** start DATA ROWS **
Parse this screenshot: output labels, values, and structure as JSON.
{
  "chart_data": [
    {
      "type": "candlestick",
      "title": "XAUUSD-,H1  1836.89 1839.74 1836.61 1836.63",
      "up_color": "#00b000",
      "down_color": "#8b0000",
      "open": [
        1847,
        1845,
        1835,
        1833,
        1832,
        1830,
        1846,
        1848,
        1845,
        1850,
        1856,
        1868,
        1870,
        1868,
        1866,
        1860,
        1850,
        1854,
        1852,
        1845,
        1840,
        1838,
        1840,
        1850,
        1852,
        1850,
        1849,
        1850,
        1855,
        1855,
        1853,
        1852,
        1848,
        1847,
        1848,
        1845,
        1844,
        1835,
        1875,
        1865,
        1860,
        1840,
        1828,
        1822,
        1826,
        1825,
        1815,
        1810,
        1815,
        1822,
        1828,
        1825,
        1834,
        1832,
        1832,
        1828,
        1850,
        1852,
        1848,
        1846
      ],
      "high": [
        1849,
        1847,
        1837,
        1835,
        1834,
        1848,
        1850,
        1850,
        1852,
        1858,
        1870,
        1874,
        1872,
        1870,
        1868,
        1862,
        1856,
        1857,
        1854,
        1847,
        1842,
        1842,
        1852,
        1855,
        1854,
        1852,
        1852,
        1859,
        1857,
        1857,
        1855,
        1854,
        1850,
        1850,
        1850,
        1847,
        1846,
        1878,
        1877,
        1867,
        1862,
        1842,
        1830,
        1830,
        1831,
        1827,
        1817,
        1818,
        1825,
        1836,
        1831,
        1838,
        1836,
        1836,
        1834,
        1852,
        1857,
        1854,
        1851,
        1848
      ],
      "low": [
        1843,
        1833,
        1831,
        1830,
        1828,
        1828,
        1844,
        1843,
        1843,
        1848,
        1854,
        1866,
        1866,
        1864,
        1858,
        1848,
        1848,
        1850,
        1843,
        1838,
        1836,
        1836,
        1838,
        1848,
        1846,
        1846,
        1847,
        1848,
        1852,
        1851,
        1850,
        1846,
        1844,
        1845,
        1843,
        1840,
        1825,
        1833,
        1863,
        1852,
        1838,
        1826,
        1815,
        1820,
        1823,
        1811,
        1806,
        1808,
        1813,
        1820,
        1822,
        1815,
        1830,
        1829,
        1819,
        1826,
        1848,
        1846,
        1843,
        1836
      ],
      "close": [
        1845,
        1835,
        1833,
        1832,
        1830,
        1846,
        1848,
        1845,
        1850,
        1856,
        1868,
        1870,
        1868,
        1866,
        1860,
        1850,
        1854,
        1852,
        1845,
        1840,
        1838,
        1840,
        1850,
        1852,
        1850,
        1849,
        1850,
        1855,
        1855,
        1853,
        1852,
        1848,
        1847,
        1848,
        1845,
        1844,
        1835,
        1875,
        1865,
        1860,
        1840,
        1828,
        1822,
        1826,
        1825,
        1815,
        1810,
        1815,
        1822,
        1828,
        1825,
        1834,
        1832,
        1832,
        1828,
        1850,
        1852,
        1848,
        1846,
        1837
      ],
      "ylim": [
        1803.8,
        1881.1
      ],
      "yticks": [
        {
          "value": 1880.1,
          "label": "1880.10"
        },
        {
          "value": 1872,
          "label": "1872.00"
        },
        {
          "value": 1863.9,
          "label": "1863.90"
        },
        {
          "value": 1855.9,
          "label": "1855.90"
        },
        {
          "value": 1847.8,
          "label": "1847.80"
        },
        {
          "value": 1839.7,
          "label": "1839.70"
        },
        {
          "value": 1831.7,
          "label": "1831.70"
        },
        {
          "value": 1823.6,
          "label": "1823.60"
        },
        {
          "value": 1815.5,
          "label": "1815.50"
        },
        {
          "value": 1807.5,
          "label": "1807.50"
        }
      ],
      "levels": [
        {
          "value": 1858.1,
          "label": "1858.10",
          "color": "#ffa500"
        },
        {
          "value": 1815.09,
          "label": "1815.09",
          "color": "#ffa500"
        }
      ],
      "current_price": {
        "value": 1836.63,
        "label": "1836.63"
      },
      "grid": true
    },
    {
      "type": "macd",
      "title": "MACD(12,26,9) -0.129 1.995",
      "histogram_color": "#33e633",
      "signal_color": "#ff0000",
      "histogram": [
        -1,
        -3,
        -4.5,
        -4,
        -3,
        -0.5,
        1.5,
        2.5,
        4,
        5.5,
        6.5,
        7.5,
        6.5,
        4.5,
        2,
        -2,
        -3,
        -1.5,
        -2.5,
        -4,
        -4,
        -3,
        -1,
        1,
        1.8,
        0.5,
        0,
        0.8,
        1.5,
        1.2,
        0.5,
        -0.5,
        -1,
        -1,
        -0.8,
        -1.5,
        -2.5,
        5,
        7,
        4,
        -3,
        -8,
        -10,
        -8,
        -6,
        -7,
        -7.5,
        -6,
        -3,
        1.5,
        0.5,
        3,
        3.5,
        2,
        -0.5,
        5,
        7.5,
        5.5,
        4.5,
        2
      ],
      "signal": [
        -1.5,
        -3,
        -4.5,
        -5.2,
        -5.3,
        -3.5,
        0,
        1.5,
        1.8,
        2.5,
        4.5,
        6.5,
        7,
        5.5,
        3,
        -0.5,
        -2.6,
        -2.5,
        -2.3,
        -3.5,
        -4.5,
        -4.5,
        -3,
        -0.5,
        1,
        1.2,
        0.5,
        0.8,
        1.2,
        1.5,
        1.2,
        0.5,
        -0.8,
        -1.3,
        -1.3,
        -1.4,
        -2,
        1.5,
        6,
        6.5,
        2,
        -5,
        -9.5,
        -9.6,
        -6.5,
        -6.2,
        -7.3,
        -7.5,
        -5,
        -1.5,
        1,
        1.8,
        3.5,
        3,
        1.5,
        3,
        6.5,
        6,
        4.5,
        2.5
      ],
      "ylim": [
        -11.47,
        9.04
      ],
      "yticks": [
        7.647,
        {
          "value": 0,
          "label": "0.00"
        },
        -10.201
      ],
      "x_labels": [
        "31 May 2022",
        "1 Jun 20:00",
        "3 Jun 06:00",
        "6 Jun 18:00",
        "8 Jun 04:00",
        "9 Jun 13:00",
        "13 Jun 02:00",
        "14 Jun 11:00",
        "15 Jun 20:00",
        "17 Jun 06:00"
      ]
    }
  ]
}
** end DATA ROWS **
> WHAT THE TASK REQUIRES: Report how many lines of the entries hold the word "title". Nothing else is needed.

> ANSWER TO THE EXERCISE: 2